GIVEN DATA:
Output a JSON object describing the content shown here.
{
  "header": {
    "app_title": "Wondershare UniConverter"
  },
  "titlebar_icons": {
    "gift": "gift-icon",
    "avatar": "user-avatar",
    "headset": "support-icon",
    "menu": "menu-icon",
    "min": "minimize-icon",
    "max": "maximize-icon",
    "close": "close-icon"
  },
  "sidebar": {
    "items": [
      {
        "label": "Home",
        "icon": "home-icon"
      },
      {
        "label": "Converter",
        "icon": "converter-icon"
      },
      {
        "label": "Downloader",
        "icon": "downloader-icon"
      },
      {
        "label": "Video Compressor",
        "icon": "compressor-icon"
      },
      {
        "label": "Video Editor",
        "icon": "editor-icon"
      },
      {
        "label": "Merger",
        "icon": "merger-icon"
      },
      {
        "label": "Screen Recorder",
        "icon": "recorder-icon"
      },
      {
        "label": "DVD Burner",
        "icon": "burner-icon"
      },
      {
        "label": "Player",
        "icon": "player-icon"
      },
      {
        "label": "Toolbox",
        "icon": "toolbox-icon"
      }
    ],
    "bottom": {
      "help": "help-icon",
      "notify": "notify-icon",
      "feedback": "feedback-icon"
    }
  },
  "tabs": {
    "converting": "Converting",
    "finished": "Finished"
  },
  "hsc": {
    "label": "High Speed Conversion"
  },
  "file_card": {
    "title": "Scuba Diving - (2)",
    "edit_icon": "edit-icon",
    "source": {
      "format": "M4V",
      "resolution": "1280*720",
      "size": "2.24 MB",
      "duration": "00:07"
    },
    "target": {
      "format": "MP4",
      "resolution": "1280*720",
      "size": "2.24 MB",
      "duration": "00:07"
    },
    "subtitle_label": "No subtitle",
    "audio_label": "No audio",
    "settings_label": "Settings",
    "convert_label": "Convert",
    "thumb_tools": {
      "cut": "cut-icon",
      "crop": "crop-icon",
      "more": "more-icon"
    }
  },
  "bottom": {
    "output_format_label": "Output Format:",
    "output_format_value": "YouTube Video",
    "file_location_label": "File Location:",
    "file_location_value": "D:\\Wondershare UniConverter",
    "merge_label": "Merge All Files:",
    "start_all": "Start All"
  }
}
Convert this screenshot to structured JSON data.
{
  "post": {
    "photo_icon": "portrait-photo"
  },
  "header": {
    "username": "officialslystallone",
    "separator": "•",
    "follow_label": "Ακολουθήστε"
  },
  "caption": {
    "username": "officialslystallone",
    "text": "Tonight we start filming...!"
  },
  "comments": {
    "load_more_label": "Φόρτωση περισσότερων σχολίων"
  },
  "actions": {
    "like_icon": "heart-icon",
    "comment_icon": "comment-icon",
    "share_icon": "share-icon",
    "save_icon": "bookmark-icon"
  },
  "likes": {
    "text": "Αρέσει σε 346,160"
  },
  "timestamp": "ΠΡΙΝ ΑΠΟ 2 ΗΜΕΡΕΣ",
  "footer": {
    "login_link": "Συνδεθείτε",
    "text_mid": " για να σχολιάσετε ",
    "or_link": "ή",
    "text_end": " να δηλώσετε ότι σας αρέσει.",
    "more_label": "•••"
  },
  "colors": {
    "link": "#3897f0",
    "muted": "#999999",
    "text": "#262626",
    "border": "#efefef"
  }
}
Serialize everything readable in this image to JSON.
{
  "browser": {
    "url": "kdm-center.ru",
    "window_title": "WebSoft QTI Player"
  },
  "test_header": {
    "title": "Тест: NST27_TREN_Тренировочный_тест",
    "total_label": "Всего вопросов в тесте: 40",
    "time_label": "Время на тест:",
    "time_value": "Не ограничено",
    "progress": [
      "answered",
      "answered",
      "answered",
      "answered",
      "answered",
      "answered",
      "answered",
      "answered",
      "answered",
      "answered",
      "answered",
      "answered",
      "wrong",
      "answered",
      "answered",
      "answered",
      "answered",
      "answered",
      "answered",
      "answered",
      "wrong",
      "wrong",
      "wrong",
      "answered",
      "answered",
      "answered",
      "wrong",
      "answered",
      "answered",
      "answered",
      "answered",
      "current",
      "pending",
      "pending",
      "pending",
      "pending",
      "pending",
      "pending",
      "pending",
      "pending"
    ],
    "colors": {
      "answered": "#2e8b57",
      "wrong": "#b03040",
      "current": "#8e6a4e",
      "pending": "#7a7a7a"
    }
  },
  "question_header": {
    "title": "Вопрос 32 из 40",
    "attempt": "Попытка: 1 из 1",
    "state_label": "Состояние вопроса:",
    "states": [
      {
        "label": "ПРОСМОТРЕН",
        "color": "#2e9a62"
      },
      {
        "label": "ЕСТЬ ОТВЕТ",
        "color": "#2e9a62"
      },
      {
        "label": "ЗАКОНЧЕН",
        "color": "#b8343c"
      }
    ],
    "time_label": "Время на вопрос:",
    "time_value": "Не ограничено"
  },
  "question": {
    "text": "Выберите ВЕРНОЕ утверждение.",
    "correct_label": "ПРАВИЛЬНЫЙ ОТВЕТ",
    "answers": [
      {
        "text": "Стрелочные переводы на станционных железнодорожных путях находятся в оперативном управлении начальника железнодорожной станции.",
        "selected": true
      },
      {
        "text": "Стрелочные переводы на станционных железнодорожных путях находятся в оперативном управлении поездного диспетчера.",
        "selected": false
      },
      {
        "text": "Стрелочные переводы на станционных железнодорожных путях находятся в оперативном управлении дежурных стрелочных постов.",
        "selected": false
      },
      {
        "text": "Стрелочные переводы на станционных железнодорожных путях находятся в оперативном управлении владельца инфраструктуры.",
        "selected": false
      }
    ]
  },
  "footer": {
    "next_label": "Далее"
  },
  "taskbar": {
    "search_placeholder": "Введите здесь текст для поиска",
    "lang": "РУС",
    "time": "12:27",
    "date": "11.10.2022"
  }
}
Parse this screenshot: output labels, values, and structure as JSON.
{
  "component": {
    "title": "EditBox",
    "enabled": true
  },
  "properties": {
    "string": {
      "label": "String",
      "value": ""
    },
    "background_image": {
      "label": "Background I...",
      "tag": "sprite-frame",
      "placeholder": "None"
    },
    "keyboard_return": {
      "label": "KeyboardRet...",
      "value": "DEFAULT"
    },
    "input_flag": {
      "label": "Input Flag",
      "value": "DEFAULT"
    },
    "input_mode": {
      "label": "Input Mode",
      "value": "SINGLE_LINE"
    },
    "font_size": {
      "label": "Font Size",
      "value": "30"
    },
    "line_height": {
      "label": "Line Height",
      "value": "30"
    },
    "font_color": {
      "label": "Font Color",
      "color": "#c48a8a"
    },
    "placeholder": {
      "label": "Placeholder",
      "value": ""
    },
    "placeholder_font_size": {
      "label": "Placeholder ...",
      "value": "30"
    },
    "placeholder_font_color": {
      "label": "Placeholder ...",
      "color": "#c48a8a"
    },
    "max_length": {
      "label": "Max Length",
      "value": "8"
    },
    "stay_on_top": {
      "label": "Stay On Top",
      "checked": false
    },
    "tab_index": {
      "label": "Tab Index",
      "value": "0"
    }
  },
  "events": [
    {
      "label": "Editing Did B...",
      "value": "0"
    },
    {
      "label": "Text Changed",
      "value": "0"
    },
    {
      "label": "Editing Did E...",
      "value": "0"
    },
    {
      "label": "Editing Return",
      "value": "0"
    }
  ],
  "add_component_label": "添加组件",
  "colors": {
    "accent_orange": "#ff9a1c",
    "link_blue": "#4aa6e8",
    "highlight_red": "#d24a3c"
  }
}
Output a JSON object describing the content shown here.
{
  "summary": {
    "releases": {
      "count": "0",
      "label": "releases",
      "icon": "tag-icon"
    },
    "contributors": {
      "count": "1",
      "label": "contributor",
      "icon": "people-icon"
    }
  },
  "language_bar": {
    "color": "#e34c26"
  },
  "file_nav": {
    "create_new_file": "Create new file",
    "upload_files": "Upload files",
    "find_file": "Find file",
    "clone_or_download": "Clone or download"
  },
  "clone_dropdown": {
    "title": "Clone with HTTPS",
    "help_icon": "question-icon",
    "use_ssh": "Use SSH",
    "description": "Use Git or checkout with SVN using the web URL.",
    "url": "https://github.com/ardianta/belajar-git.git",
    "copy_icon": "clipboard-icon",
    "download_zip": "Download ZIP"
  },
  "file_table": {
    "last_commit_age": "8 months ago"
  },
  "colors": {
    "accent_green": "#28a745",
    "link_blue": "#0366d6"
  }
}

CHALLENGE: From the entries above, copy every line where the word "this" shows up.

THE REPLY:
Convert this screenshot to structured JSON data.
Serialize everything readable in this image to JSON.
Parse this screenshot: output labels, values, and structure as JSON.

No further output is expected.